Reproduce all the entries precisely.

◆ Input data
────
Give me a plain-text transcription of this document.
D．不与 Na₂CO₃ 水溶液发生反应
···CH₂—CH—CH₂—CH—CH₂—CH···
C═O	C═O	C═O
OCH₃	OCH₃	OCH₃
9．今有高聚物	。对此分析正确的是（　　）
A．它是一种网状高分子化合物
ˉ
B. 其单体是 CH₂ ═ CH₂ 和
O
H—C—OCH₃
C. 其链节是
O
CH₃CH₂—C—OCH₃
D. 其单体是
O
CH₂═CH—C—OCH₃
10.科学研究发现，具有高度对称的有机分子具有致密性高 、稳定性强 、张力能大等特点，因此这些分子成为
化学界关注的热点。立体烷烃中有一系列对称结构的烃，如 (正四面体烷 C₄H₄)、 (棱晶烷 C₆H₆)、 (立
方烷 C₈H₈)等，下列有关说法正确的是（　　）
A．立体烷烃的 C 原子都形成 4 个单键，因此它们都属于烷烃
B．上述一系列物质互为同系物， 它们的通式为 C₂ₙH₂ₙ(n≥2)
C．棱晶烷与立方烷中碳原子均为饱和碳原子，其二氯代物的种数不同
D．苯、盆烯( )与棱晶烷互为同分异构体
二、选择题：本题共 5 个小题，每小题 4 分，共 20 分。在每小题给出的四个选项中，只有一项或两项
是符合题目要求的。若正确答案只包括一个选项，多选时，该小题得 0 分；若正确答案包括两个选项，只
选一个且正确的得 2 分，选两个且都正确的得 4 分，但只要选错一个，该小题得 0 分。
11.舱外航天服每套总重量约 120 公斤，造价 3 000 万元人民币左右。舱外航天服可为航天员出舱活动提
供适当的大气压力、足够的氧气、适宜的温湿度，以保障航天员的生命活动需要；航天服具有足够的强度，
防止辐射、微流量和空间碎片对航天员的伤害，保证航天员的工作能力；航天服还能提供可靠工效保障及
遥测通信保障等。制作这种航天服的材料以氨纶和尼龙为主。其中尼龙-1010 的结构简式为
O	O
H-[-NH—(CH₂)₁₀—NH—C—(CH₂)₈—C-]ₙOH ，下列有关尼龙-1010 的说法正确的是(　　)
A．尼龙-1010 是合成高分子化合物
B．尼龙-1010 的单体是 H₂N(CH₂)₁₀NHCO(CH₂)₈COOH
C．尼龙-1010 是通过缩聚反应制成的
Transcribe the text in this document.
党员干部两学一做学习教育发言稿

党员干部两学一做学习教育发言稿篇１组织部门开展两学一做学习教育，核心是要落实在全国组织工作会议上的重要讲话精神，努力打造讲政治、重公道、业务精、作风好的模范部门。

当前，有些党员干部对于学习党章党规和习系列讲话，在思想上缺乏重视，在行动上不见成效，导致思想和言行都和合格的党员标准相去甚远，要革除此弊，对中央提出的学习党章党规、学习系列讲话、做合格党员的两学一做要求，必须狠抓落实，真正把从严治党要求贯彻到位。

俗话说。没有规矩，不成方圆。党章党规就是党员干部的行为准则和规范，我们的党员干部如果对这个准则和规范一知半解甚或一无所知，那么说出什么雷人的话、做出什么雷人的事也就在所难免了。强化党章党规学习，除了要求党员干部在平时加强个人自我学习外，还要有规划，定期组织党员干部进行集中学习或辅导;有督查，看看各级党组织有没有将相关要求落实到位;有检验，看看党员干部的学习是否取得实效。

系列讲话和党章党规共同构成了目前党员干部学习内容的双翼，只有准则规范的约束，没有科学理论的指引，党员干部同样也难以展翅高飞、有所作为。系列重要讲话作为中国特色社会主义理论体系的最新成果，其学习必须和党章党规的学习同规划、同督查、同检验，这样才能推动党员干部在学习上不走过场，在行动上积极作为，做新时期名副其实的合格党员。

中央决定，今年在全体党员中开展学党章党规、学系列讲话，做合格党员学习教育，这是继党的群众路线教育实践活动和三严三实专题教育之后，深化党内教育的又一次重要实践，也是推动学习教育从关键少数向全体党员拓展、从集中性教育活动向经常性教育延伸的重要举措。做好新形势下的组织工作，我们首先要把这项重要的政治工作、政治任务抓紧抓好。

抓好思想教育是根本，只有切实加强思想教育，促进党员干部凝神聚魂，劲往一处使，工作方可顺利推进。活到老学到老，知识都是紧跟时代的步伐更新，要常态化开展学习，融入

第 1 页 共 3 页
────
◆ Solution to this exercise
Give me a plain-text transcription of this document.
D．不与 Na₂CO₃ 水溶液发生反应
···CH₂—CH—CH₂—CH—CH₂—CH···
C═O	C═O	C═O
OCH₃	OCH₃	OCH₃
9．今有高聚物	。对此分析正确的是（　　）
A．它是一种网状高分子化合物
ˉ
B. 其单体是 CH₂ ═ CH₂ 和
O
H—C—OCH₃
C. 其链节是
O
CH₃CH₂—C—OCH₃
D. 其单体是
O
CH₂═CH—C—OCH₃
10.科学研究发现，具有高度对称的有机分子具有致密性高 、稳定性强 、张力能大等特点，因此这些分子成为
化学界关注的热点。立体烷烃中有一系列对称结构的烃，如 (正四面体烷 C₄H₄)、 (棱晶烷 C₆H₆)、 (立
方烷 C₈H₈)等，下列有关说法正确的是（　　）
A．立体烷烃的 C 原子都形成 4 个单键，因此它们都属于烷烃
B．上述一系列物质互为同系物， 它们的通式为 C₂ₙH₂ₙ(n≥2)
C．棱晶烷与立方烷中碳原子均为饱和碳原子，其二氯代物的种数不同
D．苯、盆烯( )与棱晶烷互为同分异构体
二、选择题：本题共 5 个小题，每小题 4 分，共 20 分。在每小题给出的四个选项中，只有一项或两项
是符合题目要求的。若正确答案只包括一个选项，多选时，该小题得 0 分；若正确答案包括两个选项，只
选一个且正确的得 2 分，选两个且都正确的得 4 分，但只要选错一个，该小题得 0 分。
11.舱外航天服每套总重量约 120 公斤，造价 3 000 万元人民币左右。舱外航天服可为航天员出舱活动提
供适当的大气压力、足够的氧气、适宜的温湿度，以保障航天员的生命活动需要；航天服具有足够的强度，
防止辐射、微流量和空间碎片对航天员的伤害，保证航天员的工作能力；航天服还能提供可靠工效保障及
遥测通信保障等。制作这种航天服的材料以氨纶和尼龙为主。其中尼龙-1010 的结构简式为
O	O
H-[-NH—(CH₂)₁₀—NH—C—(CH₂)₈—C-]ₙOH ，下列有关尼龙-1010 的说法正确的是(　　)
A．尼龙-1010 是合成高分子化合物
B．尼龙-1010 的单体是 H₂N(CH₂)₁₀NHCO(CH₂)₈COOH
C．尼龙-1010 是通过缩聚反应制成的
Transcribe the text in this document.
党员干部两学一做学习教育发言稿

党员干部两学一做学习教育发言稿篇１组织部门开展两学一做学习教育，核心是要落实在全国组织工作会议上的重要讲话精神，努力打造讲政治、重公道、业务精、作风好的模范部门。

当前，有些党员干部对于学习党章党规和习系列讲话，在思想上缺乏重视，在行动上不见成效，导致思想和言行都和合格的党员标准相去甚远，要革除此弊，对中央提出的学习党章党规、学习系列讲话、做合格党员的两学一做要求，必须狠抓落实，真正把从严治党要求贯彻到位。

俗话说。没有规矩，不成方圆。党章党规就是党员干部的行为准则和规范，我们的党员干部如果对这个准则和规范一知半解甚或一无所知，那么说出什么雷人的话、做出什么雷人的事也就在所难免了。强化党章党规学习，除了要求党员干部在平时加强个人自我学习外，还要有规划，定期组织党员干部进行集中学习或辅导;有督查，看看各级党组织有没有将相关要求落实到位;有检验，看看党员干部的学习是否取得实效。

系列讲话和党章党规共同构成了目前党员干部学习内容的双翼，只有准则规范的约束，没有科学理论的指引，党员干部同样也难以展翅高飞、有所作为。系列重要讲话作为中国特色社会主义理论体系的最新成果，其学习必须和党章党规的学习同规划、同督查、同检验，这样才能推动党员干部在学习上不走过场，在行动上积极作为，做新时期名副其实的合格党员。

中央决定，今年在全体党员中开展学党章党规、学系列讲话，做合格党员学习教育，这是继党的群众路线教育实践活动和三严三实专题教育之后，深化党内教育的又一次重要实践，也是推动学习教育从关键少数向全体党员拓展、从集中性教育活动向经常性教育延伸的重要举措。做好新形势下的组织工作，我们首先要把这项重要的政治工作、政治任务抓紧抓好。

抓好思想教育是根本，只有切实加强思想教育，促进党员干部凝神聚魂，劲往一处使，工作方可顺利推进。活到老学到老，知识都是紧跟时代的步伐更新，要常态化开展学习，融入

第 1 页 共 3 页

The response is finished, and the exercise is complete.